## Request
Starting with the first of the rows below, copy each one word for word, up to and including the row that contains "last-price-box <box>969 240 1021 251</box>".

## Data for processing
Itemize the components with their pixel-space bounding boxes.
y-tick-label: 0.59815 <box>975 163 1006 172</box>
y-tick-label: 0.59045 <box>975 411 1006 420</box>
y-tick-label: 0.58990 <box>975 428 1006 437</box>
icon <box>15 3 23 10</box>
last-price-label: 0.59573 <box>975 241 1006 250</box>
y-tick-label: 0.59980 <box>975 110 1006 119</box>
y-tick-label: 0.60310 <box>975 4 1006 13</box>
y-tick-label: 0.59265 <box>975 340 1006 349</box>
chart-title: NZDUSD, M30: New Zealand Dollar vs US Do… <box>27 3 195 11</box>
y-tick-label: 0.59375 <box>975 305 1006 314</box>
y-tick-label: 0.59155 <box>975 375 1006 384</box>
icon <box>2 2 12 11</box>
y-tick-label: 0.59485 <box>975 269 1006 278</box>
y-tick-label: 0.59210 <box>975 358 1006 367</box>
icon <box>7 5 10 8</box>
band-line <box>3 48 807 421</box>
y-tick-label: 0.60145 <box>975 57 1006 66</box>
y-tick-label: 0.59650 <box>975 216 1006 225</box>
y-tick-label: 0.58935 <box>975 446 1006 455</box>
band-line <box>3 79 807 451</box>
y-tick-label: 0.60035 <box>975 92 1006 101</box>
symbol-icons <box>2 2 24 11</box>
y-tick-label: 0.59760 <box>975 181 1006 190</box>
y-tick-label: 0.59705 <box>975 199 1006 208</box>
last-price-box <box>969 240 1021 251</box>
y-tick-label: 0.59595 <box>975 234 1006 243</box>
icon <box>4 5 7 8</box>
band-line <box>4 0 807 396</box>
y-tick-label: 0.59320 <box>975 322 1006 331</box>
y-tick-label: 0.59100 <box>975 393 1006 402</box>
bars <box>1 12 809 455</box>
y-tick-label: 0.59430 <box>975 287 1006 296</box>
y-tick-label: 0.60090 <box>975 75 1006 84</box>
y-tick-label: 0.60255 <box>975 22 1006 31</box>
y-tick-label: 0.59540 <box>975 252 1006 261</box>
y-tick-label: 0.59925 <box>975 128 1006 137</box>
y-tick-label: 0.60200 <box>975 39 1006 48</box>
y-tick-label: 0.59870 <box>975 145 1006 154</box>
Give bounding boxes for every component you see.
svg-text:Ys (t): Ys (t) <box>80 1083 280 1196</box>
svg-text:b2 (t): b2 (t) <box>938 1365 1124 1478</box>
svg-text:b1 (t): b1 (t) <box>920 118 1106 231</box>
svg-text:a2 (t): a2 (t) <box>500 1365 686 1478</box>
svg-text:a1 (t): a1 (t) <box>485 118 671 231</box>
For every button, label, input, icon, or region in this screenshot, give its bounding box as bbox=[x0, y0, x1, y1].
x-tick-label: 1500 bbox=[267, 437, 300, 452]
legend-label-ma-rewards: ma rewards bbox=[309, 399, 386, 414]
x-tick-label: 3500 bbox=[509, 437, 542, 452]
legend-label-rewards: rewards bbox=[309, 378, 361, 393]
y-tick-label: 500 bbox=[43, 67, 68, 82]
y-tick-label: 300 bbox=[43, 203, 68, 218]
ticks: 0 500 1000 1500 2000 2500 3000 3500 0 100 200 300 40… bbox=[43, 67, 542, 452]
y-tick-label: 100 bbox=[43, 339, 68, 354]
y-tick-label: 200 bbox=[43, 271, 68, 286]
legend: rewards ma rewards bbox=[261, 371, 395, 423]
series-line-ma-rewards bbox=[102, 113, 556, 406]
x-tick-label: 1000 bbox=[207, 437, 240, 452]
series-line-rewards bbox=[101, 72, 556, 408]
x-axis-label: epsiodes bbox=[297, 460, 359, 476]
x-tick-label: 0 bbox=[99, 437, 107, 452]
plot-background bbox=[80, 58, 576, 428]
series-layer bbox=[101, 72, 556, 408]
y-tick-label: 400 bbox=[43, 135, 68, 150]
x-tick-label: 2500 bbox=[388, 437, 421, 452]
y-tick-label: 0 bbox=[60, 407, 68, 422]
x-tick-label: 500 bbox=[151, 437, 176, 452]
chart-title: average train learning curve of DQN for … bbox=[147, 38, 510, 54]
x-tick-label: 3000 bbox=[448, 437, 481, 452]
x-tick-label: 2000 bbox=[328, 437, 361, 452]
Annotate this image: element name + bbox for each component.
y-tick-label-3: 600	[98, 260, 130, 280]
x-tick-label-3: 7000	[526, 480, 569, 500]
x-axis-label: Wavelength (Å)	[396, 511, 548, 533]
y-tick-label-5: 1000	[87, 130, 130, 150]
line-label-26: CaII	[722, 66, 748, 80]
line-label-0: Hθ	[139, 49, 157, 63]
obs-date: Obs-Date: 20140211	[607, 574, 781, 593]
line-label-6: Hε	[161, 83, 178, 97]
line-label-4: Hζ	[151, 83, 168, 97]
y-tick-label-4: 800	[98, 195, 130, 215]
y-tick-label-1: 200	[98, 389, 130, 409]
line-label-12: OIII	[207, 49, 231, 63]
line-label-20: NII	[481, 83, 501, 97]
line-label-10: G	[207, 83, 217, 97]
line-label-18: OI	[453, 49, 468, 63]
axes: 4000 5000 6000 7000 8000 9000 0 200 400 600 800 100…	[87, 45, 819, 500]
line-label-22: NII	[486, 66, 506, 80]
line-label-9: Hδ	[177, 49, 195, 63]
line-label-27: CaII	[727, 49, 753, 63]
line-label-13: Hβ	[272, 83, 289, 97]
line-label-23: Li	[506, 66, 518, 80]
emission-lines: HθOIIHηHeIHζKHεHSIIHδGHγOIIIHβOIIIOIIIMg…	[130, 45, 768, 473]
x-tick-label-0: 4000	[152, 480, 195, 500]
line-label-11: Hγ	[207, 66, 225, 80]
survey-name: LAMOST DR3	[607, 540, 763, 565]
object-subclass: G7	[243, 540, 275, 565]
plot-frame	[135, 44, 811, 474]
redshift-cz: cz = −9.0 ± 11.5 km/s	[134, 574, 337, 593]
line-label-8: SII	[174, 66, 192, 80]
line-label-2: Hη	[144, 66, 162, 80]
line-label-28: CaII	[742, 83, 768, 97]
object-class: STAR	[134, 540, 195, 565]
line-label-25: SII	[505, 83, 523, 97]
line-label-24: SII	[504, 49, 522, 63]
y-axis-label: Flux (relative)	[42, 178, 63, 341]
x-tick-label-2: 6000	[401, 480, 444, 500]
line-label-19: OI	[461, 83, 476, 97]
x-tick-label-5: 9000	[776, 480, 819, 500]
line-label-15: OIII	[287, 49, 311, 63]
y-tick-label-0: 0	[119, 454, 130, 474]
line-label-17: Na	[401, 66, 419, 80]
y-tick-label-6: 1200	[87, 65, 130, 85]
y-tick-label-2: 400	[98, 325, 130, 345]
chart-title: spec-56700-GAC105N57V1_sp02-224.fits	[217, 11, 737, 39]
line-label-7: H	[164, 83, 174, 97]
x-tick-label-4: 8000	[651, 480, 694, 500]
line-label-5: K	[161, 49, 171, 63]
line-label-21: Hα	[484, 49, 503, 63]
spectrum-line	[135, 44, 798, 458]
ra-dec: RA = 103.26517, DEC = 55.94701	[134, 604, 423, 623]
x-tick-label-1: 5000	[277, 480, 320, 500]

## Exercise response
Itemize the components with their pixel-space bounding boxes.
y-tick-label: 0.59815 <box>975 163 1006 172</box>
y-tick-label: 0.59045 <box>975 411 1006 420</box>
y-tick-label: 0.58990 <box>975 428 1006 437</box>
icon <box>15 3 23 10</box>
last-price-label: 0.59573 <box>975 241 1006 250</box>
y-tick-label: 0.59980 <box>975 110 1006 119</box>
y-tick-label: 0.60310 <box>975 4 1006 13</box>
y-tick-label: 0.59265 <box>975 340 1006 349</box>
chart-title: NZDUSD, M30: New Zealand Dollar vs US Do… <box>27 3 195 11</box>
y-tick-label: 0.59375 <box>975 305 1006 314</box>
y-tick-label: 0.59155 <box>975 375 1006 384</box>
icon <box>2 2 12 11</box>
y-tick-label: 0.59485 <box>975 269 1006 278</box>
y-tick-label: 0.59210 <box>975 358 1006 367</box>
icon <box>7 5 10 8</box>
band-line <box>3 48 807 421</box>
y-tick-label: 0.60145 <box>975 57 1006 66</box>
y-tick-label: 0.59650 <box>975 216 1006 225</box>
y-tick-label: 0.58935 <box>975 446 1006 455</box>
band-line <box>3 79 807 451</box>
y-tick-label: 0.60035 <box>975 92 1006 101</box>
symbol-icons <box>2 2 24 11</box>
y-tick-label: 0.59760 <box>975 181 1006 190</box>
y-tick-label: 0.59705 <box>975 199 1006 208</box>
last-price-box <box>969 240 1021 251</box>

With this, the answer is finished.